----- Dataset entries
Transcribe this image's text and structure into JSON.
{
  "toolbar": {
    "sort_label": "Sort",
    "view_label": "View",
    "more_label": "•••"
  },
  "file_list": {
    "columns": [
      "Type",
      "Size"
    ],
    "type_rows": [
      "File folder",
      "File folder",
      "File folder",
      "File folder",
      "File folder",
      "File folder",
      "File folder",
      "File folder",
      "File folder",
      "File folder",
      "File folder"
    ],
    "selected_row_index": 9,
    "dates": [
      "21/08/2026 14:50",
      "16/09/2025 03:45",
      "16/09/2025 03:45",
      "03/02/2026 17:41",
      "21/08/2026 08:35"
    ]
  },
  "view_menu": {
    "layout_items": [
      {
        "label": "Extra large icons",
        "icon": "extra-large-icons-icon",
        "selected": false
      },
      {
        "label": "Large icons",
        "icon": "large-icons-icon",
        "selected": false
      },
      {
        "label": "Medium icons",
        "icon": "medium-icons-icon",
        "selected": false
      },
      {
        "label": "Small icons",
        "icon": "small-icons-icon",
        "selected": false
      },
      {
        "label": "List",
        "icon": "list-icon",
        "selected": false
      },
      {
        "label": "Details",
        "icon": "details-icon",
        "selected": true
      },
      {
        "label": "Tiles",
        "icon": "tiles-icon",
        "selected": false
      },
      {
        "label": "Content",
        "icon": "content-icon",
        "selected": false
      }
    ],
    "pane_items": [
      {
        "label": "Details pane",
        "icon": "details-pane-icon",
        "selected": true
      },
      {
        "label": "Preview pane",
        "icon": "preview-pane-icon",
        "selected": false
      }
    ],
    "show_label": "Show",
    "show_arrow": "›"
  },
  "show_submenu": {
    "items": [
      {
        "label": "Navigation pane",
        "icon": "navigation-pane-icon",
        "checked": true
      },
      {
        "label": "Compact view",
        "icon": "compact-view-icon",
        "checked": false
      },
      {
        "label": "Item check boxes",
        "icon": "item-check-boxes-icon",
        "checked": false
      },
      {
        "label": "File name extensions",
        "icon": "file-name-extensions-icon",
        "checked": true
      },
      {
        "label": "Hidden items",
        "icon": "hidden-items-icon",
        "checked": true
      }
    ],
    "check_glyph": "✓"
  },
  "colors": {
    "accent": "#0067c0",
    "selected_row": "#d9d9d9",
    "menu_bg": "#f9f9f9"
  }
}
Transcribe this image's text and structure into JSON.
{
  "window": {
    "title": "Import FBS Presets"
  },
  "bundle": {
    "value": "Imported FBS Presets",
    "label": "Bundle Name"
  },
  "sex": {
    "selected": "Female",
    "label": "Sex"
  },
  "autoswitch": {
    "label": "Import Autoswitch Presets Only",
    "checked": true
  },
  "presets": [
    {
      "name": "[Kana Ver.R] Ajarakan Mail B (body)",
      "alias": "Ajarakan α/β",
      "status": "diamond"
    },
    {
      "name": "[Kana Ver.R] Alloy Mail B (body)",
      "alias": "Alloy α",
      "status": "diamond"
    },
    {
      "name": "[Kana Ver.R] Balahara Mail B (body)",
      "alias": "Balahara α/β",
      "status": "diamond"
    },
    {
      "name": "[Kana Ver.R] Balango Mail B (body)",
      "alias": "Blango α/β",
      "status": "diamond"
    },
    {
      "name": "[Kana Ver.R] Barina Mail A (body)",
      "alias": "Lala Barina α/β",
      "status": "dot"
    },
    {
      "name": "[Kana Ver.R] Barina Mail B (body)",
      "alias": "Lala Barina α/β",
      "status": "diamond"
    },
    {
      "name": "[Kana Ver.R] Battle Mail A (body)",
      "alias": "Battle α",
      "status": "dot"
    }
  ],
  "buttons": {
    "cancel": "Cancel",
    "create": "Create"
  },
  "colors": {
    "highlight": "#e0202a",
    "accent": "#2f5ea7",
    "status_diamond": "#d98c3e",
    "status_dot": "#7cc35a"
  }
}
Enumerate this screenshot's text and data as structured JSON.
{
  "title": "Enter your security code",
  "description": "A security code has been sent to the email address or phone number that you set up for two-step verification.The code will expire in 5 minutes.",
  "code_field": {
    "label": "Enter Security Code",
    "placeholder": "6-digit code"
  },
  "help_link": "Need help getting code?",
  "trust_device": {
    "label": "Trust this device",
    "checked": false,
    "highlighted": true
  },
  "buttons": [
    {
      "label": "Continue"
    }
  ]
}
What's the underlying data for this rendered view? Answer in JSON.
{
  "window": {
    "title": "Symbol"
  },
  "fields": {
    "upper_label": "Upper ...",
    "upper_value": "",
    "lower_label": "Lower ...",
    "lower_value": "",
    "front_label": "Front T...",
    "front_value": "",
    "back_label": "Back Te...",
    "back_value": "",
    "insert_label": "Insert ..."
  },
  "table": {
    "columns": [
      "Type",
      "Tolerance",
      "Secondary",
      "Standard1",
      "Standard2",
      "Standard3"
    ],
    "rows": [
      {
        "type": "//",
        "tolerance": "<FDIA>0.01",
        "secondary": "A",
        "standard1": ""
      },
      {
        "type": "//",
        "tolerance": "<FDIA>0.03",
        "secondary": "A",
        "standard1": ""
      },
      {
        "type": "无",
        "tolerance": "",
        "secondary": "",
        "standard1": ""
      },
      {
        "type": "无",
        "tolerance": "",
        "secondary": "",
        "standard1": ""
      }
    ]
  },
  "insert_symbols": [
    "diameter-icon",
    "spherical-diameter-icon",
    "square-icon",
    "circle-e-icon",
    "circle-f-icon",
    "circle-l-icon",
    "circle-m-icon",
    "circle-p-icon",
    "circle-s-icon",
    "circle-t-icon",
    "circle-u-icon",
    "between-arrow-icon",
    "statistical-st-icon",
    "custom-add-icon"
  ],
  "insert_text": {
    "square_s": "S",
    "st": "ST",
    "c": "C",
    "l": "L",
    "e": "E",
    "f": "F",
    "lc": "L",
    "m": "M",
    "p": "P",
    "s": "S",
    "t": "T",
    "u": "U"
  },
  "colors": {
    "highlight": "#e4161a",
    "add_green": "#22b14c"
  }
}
----------
Problem requirements -> Pick out the lines above containing the word "icons", then copy them.

In response ->
        "label": "Extra large icons",
        "icon": "extra-large-icons-icon",
        "label": "Large icons",
        "icon": "large-icons-icon",
        "label": "Medium icons",
        "icon": "medium-icons-icon",
        "label": "Small icons",
        "icon": "small-icons-icon",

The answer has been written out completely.